Work to be completed: Put every line of the data below into a numbered list, with blank lines dropped and the pictures left out.

***** Data listing *****

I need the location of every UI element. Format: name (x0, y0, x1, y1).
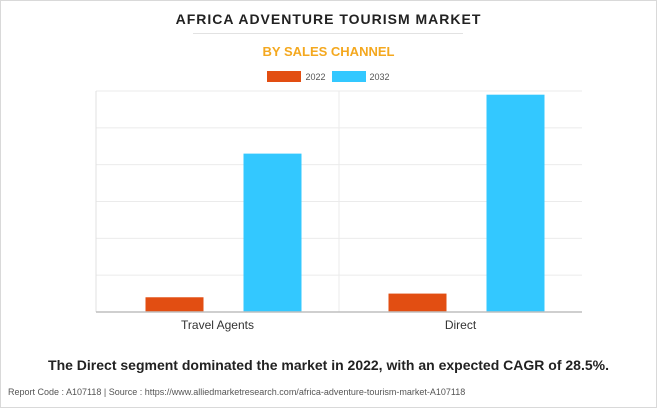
legend-item-2022[interactable]: 2022 (267, 71, 326, 82)
chart-title: AFRICA ADVENTURE TOURISM MARKET (175, 11, 482, 27)
source-line: Report Code : A107118 | Source : https:/… (8, 387, 466, 397)
legend-swatch-2032 (331, 71, 366, 82)
legend-item-2032[interactable]: 2032 (331, 71, 390, 82)
chart-footnote: The Direct segment dominated the market … (48, 357, 609, 373)
bar-2032-direct[interactable] (486, 94, 545, 312)
bars (145, 94, 545, 312)
chart-legend: 2022 2032 (0, 71, 657, 82)
bar-2032-travel-agents[interactable] (243, 153, 302, 312)
title-divider (193, 33, 463, 34)
x-axis: Travel Agents Direct (96, 311, 582, 332)
legend-swatch-2022 (267, 71, 302, 82)
x-tick-label: Travel Agents (181, 318, 254, 332)
bar-2022-travel-agents[interactable] (145, 297, 204, 312)
x-tick-label: Direct (445, 318, 477, 332)
chart-subtitle: BY SALES CHANNEL (262, 44, 395, 59)
legend-label-2032: 2032 (369, 71, 390, 82)
legend-label-2022: 2022 (305, 71, 326, 82)
bar-2022-direct[interactable] (388, 293, 447, 312)
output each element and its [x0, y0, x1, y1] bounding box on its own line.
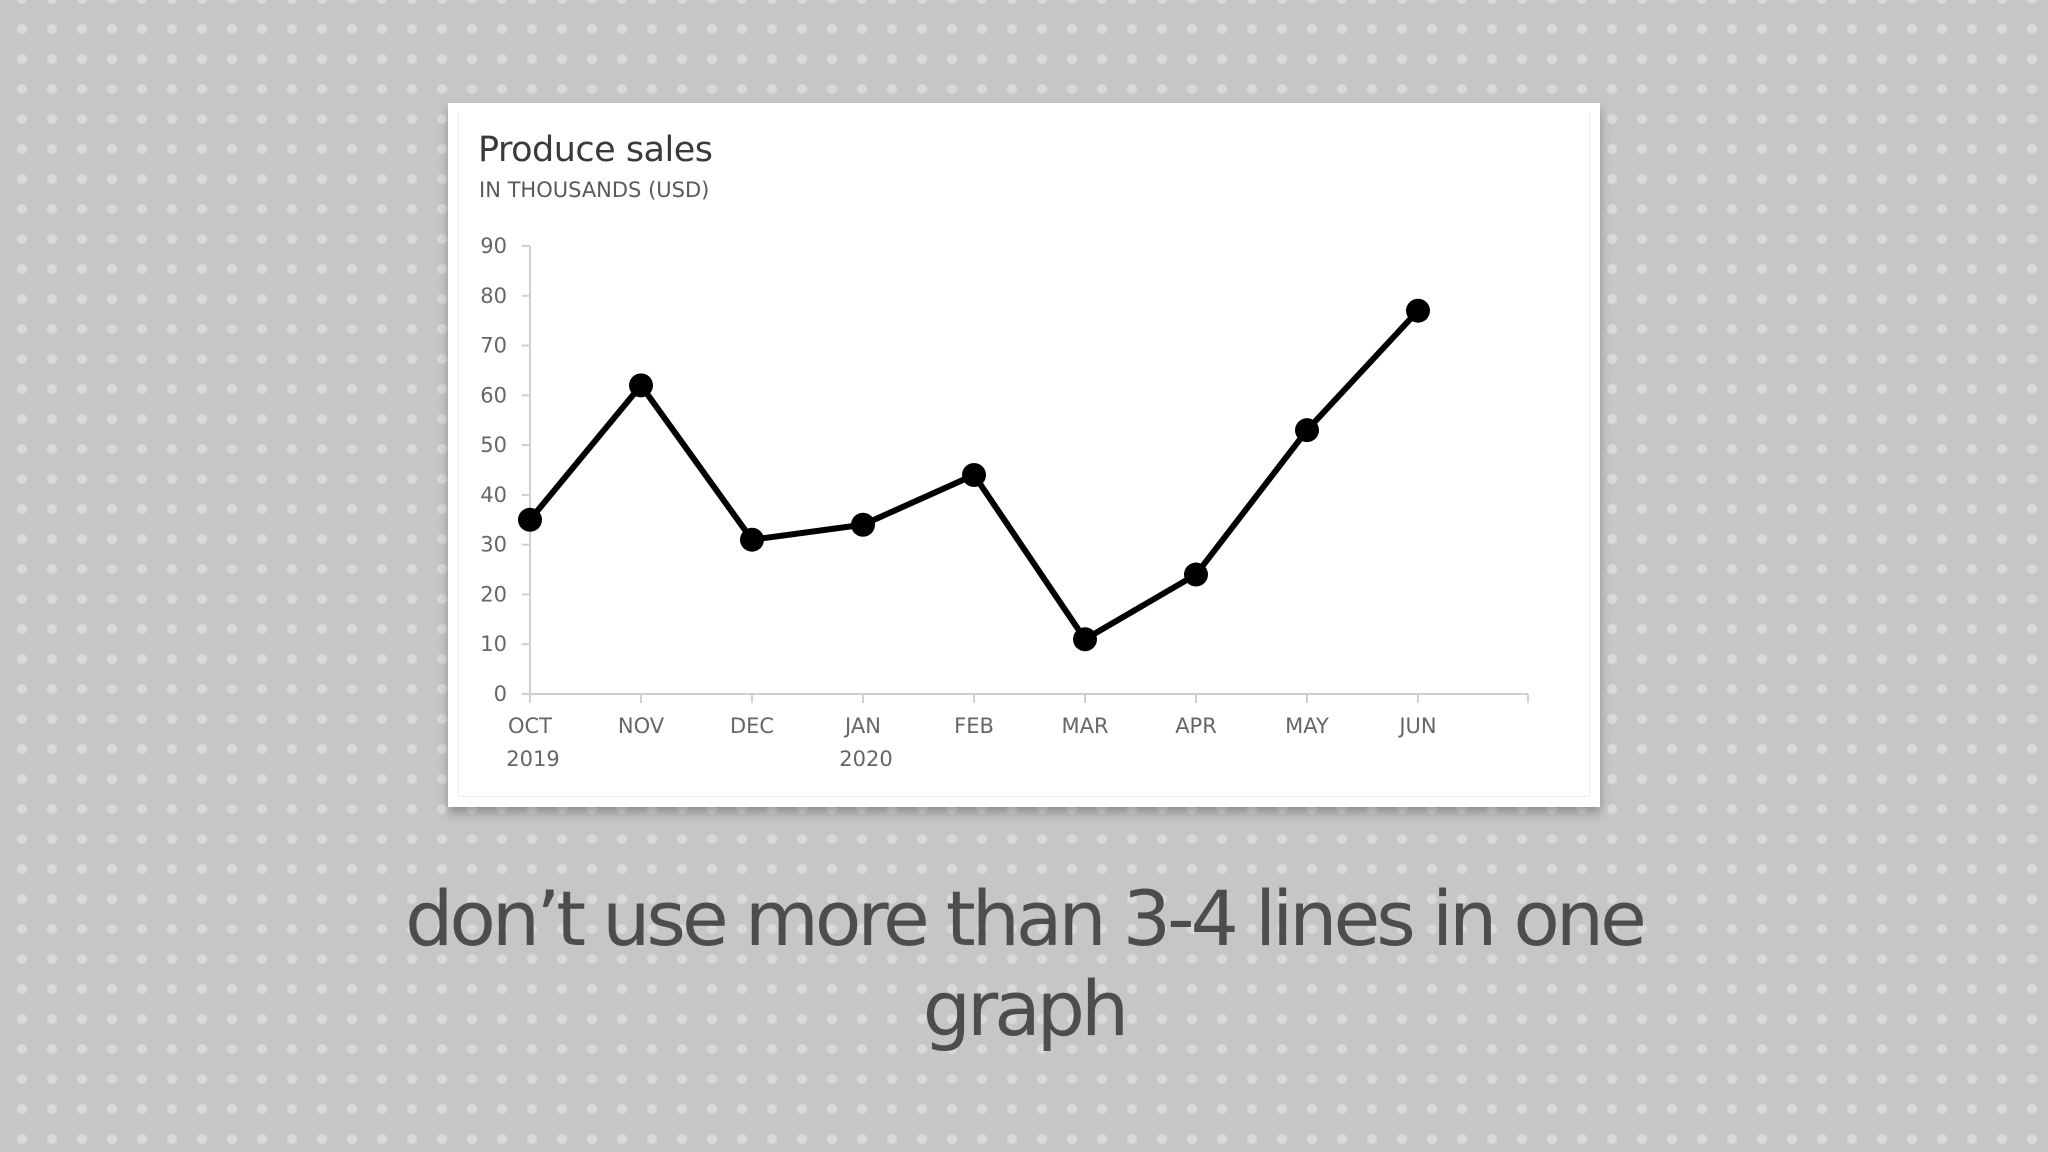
- x-tick-label: MAR: [1061, 714, 1108, 738]
- x-tick-label: NOV: [618, 714, 665, 738]
- y-tick-label: 50: [480, 433, 507, 457]
- data-point: [1406, 298, 1430, 323]
- data-point: [962, 462, 986, 487]
- y-tick-label: 40: [480, 483, 507, 507]
- data-point: [629, 373, 653, 398]
- y-tick-label: 60: [480, 383, 507, 407]
- y-tick-label: 10: [480, 632, 507, 656]
- chart-card-inner-border: [458, 113, 1590, 797]
- caption-line-1: don’t use more than 3-4 lines in one: [405, 874, 1647, 963]
- x-tick-label: JAN: [843, 714, 881, 738]
- x-tick-label: APR: [1175, 714, 1217, 738]
- data-point: [740, 527, 764, 552]
- chart-subtitle: IN THOUSANDS (USD): [479, 178, 710, 202]
- data-point: [1295, 418, 1319, 443]
- y-tick-label: 80: [480, 284, 507, 308]
- caption-line-2: graph: [922, 964, 1129, 1053]
- y-tick-label: 20: [480, 582, 507, 606]
- data-point: [1184, 562, 1208, 587]
- x-tick-label: FEB: [954, 714, 994, 738]
- y-tick-label: 30: [480, 533, 507, 557]
- x-tick-label: OCT: [508, 714, 552, 738]
- chart-card: [448, 103, 1600, 807]
- x-tick-label: DEC: [730, 714, 774, 738]
- data-point: [851, 512, 875, 537]
- x-tick-sublabel: 2020: [839, 747, 892, 771]
- x-tick-label: JUN: [1397, 714, 1436, 738]
- x-tick-label: MAY: [1285, 714, 1329, 738]
- y-tick-label: 0: [494, 682, 507, 706]
- y-tick-label: 70: [480, 334, 507, 358]
- chart-title: Produce sales: [478, 130, 713, 170]
- y-tick-label: 90: [480, 234, 507, 258]
- x-tick-sublabel: 2019: [506, 747, 559, 771]
- data-point: [1073, 627, 1097, 652]
- data-point: [518, 507, 542, 532]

*****

Exercise solution:
1. I need the location of every UI element. Format: name (x0, y0, x1, y1).
2. legend-item-2022[interactable]: 2022 (267, 71, 326, 82)
3. chart-title: AFRICA ADVENTURE TOURISM MARKET (175, 11, 482, 27)
4. source-line: Report Code : A107118 | Source : https:/… (8, 387, 466, 397)
5. legend-swatch-2032 (331, 71, 366, 82)
6. legend-item-2032[interactable]: 2032 (331, 71, 390, 82)
7. chart-footnote: The Direct segment dominated the market … (48, 357, 609, 373)
8. bar-2032-direct[interactable] (486, 94, 545, 312)
9. bars (145, 94, 545, 312)
10. chart-legend: 2022 2032 (0, 71, 657, 82)
11. bar-2032-travel-agents[interactable] (243, 153, 302, 312)
12. title-divider (193, 33, 463, 34)
13. x-axis: Travel Agents Direct (96, 311, 582, 332)
14. legend-swatch-2022 (267, 71, 302, 82)
15. x-tick-label: Travel Agents (181, 318, 254, 332)
16. bar-2022-travel-agents[interactable] (145, 297, 204, 312)
17. x-tick-label: Direct (445, 318, 477, 332)
18. chart-subtitle: BY SALES CHANNEL (262, 44, 395, 59)
19. legend-label-2032: 2032 (369, 71, 390, 82)
20. legend-label-2022: 2022 (305, 71, 326, 82)
21. bar-2022-direct[interactable] (388, 293, 447, 312)
22. output each element and its [x0, y0, x1, y1] bounding box on its own line.
23. - x-tick-label: MAR: [1061, 714, 1108, 738]
24. - x-tick-label: NOV: [618, 714, 665, 738]
25. - y-tick-label: 50: [480, 433, 507, 457]
26. - data-point: [1406, 298, 1430, 323]
27. - data-point: [962, 462, 986, 487]
28. - y-tick-label: 40: [480, 483, 507, 507]
29. - data-point: [629, 373, 653, 398]
30. - y-tick-label: 60: [480, 383, 507, 407]
31. - y-tick-label: 10: [480, 632, 507, 656]
32. - chart-card-inner-border: [458, 113, 1590, 797]
33. - caption-line-1: don’t use more than 3-4 lines in one: [405, 874, 1647, 963]
34. - x-tick-label: JAN: [843, 714, 881, 738]
35. - x-tick-label: APR: [1175, 714, 1217, 738]
36. - data-point: [740, 527, 764, 552]
37. - chart-subtitle: IN THOUSANDS (USD): [479, 178, 710, 202]
38. - data-point: [1295, 418, 1319, 443]
39. - y-tick-label: 80: [480, 284, 507, 308]
40. - caption-line-2: graph: [922, 964, 1129, 1053]
41. - y-tick-label: 20: [480, 582, 507, 606]
42. - data-point: [1184, 562, 1208, 587]
43. - x-tick-label: FEB: [954, 714, 994, 738]
44. - y-tick-label: 30: [480, 533, 507, 557]
45. - x-tick-label: OCT: [508, 714, 552, 738]
46. - chart-card: [448, 103, 1600, 807]
47. - x-tick-label: DEC: [730, 714, 774, 738]
48. - data-point: [851, 512, 875, 537]
49. - x-tick-sublabel: 2020: [839, 747, 892, 771]
50. - x-tick-label: JUN: [1397, 714, 1436, 738]
51. - x-tick-label: MAY: [1285, 714, 1329, 738]
52. - y-tick-label: 0: [494, 682, 507, 706]
53. - y-tick-label: 70: [480, 334, 507, 358]
54. - chart-title: Produce sales: [478, 130, 713, 170]
55. - y-tick-label: 90: [480, 234, 507, 258]
56. - x-tick-sublabel: 2019: [506, 747, 559, 771]
57. - data-point: [1073, 627, 1097, 652]
58. - data-point: [518, 507, 542, 532]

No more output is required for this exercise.